Work required:
Without the pictures, output the records below word for word.

Entries:
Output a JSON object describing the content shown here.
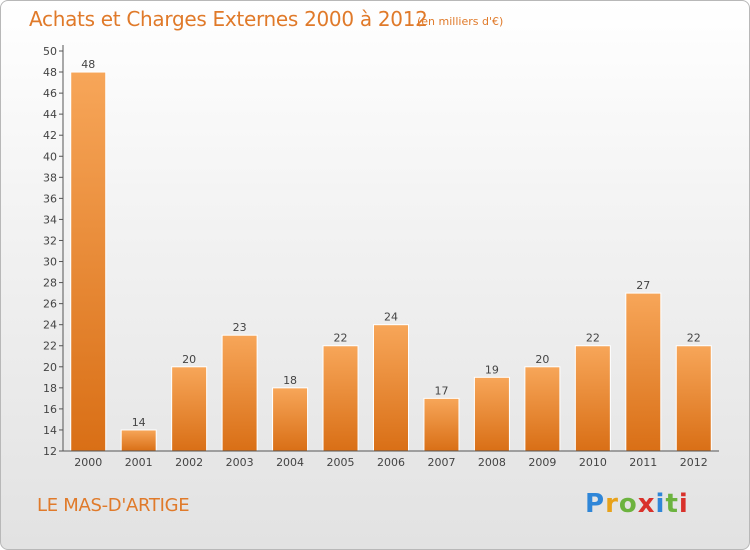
{
  "header": {
    "title": "Achats et Charges Externes 2000 à 2012",
    "subtitle": "(en milliers d'€)"
  },
  "footer": {
    "town": "LE MAS-D'ARTIGE",
    "logo_text": "Proxiti"
  },
  "colors": {
    "accent": "#e07a2a",
    "bar_top": "#f7a659",
    "bar_bottom": "#d96f16"
  },
  "chart_data": {
    "type": "bar",
    "categories": [
      "2000",
      "2001",
      "2002",
      "2003",
      "2004",
      "2005",
      "2006",
      "2007",
      "2008",
      "2009",
      "2010",
      "2011",
      "2012"
    ],
    "values": [
      48,
      14,
      20,
      23,
      18,
      22,
      24,
      17,
      19,
      20,
      22,
      27,
      22
    ],
    "title": "Achats et Charges Externes 2000 à 2012",
    "ylim": [
      12,
      50
    ],
    "yticks": [
      12,
      14,
      16,
      18,
      20,
      22,
      24,
      26,
      28,
      30,
      32,
      34,
      36,
      38,
      40,
      42,
      44,
      46,
      48,
      50
    ],
    "grid": false,
    "data_labels": true
  }
}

Solution to this task:
Output a JSON object describing the content shown here.
{
  "header": {
    "title": "Achats et Charges Externes 2000 à 2012",
    "subtitle": "(en milliers d'€)"
  },
  "footer": {
    "town": "LE MAS-D'ARTIGE",
    "logo_text": "Proxiti"
  },
  "colors": {
    "accent": "#e07a2a",
    "bar_top": "#f7a659",
    "bar_bottom": "#d96f16"
  },
  "chart_data": {
    "type": "bar",
    "categories": [
      "2000",
      "2001",
      "2002",
      "2003",
      "2004",
      "2005",
      "2006",
      "2007",
      "2008",
      "2009",
      "2010",
      "2011",
      "2012"
    ],
    "values": [
      48,
      14,
      20,
      23,
      18,
      22,
      24,
      17,
      19,
      20,
      22,
      27,
      22
    ],
    "title": "Achats et Charges Externes 2000 à 2012",
    "ylim": [
      12,
      50
    ],
    "yticks": [
      12,
      14,
      16,
      18,
      20,
      22,
      24,
      26,
      28,
      30,
      32,
      34,
      36,
      38,
      40,
      42,
      44,
      46,
      48,
      50
    ],
    "grid": false,
    "data_labels": true
  }
}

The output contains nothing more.